(WHAT YOU WILL DO): Narrow the data below down to the lines containing "this".

Extracted data entries:

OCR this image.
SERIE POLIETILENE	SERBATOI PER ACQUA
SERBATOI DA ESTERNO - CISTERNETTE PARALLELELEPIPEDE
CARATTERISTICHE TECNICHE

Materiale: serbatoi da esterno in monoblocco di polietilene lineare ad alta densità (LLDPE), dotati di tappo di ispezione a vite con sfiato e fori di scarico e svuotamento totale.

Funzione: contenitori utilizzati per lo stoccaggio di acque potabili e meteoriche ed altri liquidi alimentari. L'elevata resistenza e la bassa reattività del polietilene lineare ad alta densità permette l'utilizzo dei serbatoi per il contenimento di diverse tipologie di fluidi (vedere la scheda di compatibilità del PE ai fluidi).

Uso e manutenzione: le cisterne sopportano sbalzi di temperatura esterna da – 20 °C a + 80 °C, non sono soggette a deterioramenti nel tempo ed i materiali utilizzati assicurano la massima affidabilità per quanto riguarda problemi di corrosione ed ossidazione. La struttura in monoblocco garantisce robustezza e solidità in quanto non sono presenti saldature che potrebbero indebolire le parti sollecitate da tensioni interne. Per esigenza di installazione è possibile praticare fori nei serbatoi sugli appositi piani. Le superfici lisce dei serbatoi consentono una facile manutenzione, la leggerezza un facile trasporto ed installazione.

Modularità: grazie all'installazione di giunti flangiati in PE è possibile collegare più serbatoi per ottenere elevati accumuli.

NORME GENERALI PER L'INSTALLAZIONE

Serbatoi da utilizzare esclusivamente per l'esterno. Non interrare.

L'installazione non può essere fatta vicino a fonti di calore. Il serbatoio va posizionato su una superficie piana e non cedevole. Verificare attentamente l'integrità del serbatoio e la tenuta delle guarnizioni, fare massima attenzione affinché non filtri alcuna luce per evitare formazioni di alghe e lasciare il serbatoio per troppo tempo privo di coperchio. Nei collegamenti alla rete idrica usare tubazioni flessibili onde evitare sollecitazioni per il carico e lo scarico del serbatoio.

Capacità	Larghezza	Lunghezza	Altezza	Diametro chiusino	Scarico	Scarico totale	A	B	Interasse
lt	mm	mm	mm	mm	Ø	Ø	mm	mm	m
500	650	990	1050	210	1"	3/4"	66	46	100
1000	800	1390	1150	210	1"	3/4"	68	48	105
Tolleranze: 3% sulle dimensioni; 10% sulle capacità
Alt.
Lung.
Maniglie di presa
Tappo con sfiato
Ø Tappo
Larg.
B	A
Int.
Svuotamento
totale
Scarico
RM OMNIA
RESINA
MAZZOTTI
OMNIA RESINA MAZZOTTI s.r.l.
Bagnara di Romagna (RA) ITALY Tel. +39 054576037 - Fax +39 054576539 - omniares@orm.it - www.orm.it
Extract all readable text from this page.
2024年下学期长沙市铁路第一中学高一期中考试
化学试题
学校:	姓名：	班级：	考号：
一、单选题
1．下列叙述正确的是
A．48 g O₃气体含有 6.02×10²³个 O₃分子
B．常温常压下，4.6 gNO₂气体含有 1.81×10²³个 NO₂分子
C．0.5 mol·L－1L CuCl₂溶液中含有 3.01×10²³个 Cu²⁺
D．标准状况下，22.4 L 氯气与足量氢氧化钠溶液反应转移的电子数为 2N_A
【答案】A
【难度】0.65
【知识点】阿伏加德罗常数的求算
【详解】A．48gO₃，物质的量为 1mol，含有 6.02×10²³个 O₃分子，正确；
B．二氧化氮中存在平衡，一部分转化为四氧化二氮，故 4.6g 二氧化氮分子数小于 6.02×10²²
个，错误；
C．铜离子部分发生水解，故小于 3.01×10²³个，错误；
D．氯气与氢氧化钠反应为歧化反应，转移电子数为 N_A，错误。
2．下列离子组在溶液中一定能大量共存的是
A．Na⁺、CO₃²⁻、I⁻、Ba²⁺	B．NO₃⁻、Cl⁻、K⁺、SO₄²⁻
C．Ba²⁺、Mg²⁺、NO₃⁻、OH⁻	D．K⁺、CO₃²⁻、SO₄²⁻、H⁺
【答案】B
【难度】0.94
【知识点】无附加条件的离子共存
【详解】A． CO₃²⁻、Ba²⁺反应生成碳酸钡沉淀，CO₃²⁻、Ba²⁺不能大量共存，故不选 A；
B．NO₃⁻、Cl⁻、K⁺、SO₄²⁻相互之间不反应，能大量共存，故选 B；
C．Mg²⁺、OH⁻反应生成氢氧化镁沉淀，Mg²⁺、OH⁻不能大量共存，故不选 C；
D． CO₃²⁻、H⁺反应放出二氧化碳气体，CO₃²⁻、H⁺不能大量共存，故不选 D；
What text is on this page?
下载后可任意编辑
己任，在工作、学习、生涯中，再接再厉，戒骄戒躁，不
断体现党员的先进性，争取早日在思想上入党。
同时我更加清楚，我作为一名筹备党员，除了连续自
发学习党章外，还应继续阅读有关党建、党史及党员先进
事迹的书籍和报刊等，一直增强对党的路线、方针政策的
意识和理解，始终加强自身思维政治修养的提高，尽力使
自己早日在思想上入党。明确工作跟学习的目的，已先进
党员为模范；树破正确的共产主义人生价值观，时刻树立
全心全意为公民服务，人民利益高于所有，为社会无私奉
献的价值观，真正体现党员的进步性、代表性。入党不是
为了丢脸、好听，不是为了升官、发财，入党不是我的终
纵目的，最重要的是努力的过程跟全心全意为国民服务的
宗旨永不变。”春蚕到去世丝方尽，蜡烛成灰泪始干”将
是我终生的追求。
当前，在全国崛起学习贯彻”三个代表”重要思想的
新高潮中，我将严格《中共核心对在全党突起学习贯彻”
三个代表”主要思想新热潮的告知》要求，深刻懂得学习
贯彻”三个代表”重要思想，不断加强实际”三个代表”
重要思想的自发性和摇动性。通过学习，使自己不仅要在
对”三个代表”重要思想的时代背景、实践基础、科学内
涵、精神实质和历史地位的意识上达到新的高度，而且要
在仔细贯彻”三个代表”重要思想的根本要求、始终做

(SOLUTION TO THE EXERCISE):
OCR this image.
Extract all readable text from this page.
What text is on this page?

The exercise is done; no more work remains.